# Set exercise:
Give only the number of lines in these records that contain the word "إبراهيم".

Source data:

** begin **

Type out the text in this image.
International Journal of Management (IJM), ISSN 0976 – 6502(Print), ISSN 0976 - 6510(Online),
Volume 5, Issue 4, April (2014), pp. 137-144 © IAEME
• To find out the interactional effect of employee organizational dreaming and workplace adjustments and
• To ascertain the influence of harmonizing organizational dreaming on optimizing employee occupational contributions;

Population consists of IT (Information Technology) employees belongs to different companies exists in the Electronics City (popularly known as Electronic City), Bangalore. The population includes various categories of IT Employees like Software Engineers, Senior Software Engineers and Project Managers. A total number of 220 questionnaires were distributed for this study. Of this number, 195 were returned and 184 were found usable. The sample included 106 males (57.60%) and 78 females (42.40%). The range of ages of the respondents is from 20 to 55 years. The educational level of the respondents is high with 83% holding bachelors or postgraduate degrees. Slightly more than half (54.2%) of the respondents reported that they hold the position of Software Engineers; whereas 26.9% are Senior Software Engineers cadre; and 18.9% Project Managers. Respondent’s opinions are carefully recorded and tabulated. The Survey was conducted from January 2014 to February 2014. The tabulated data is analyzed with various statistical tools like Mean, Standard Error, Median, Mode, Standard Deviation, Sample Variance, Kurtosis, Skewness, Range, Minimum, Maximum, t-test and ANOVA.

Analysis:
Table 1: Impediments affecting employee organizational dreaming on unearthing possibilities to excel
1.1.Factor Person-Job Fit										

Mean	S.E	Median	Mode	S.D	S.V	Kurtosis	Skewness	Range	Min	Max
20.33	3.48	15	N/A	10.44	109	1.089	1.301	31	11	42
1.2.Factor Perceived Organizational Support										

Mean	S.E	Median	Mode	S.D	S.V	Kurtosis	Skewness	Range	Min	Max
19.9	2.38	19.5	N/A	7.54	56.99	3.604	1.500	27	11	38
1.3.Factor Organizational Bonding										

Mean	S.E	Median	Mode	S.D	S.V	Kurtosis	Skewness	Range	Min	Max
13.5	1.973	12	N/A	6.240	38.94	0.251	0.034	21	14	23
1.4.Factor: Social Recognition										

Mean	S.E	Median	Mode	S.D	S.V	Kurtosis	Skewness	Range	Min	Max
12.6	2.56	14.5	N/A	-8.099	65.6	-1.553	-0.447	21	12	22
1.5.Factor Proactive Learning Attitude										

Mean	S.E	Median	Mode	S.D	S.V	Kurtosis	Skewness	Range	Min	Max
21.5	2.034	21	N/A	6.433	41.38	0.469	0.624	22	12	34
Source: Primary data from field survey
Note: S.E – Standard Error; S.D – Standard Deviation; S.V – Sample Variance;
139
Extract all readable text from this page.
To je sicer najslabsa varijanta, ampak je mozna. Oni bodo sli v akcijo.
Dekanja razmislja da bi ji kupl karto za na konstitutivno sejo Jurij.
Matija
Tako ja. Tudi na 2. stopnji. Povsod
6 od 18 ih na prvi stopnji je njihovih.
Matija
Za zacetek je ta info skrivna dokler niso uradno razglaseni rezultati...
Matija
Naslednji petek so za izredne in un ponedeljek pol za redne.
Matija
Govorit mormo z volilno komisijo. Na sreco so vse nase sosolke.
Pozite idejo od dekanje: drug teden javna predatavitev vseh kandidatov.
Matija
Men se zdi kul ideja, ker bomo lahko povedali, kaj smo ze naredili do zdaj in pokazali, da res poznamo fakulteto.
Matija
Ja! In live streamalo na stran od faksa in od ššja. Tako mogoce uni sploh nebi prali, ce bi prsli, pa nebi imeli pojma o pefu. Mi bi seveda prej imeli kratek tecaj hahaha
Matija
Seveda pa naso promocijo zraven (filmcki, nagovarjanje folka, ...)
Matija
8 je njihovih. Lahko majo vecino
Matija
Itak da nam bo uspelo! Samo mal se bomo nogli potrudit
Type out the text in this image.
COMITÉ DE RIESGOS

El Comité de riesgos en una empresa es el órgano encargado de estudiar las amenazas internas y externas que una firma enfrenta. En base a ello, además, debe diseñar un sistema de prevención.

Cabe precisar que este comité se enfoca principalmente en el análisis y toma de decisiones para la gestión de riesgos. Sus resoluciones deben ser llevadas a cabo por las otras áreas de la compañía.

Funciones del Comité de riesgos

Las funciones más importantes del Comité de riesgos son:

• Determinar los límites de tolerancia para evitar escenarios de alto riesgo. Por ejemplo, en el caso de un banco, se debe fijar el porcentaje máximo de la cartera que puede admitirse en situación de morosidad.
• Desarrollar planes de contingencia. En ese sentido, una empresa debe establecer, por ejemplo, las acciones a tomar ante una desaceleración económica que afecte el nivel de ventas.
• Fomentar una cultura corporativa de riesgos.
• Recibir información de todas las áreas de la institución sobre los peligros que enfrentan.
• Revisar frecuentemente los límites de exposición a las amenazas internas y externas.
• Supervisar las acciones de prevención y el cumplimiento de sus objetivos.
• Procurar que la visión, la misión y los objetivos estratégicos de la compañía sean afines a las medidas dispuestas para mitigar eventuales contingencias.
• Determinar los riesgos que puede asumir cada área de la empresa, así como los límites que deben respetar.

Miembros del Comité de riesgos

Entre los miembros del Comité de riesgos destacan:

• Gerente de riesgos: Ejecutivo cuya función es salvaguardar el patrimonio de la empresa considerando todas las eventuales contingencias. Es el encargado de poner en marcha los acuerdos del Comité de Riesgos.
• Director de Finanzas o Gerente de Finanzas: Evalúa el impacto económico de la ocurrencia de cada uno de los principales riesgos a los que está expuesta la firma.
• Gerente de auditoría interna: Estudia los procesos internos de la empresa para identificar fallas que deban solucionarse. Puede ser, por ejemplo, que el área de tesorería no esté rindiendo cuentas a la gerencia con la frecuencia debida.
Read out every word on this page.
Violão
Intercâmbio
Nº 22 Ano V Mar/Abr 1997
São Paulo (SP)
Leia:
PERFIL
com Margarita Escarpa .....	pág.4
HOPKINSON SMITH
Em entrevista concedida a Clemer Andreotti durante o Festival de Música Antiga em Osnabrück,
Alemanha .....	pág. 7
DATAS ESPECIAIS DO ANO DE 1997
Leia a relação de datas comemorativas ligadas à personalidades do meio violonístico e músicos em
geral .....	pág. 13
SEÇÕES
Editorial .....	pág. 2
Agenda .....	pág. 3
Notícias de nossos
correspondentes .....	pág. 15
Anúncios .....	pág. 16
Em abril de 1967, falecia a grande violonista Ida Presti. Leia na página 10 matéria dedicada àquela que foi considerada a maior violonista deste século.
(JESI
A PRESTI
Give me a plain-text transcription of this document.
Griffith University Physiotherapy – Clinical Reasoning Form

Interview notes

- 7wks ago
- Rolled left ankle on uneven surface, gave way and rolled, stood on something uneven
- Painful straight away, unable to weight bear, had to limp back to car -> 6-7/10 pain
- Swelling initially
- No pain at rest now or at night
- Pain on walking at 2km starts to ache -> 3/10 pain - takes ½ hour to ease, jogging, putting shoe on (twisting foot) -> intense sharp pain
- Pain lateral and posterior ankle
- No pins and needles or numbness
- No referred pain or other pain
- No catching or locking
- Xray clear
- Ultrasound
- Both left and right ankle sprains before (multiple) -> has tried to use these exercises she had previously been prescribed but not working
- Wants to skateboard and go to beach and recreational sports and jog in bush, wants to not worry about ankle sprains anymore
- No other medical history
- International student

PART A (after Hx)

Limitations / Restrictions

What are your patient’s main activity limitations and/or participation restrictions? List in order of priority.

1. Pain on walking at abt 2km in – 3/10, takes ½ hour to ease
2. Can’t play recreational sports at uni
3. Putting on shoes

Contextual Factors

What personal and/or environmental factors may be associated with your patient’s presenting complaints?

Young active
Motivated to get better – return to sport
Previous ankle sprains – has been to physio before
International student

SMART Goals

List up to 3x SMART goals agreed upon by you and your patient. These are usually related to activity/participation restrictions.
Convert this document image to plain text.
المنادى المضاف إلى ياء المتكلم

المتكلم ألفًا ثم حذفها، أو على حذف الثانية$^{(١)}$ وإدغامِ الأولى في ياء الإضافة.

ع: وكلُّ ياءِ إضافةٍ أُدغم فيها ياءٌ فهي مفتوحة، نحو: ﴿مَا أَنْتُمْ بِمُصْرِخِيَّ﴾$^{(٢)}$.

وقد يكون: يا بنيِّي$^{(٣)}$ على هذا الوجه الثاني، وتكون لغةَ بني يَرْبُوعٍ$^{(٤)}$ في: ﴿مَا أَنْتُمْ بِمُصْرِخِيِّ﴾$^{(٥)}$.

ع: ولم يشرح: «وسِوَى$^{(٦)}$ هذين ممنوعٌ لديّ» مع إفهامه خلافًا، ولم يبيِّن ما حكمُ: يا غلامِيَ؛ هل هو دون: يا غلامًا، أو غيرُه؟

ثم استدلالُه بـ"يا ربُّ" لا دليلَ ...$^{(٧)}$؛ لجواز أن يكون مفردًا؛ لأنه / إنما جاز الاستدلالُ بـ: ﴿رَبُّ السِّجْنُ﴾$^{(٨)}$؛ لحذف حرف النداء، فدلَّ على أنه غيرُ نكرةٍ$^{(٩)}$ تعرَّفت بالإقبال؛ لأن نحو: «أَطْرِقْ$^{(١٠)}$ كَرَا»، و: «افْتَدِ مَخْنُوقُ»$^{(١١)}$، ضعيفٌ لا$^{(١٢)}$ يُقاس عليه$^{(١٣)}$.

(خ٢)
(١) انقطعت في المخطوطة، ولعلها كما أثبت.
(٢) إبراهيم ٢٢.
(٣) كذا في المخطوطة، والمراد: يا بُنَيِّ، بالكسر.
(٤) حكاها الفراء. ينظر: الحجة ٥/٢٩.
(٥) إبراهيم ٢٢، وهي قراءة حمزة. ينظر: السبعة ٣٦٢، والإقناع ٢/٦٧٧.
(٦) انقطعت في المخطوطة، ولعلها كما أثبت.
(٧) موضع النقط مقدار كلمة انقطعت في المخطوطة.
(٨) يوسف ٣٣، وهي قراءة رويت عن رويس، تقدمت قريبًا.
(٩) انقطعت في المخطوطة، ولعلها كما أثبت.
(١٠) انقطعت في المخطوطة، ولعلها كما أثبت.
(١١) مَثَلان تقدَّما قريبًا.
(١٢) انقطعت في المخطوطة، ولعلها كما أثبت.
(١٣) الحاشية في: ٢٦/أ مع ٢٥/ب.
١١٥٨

** end **

# Final answer:
2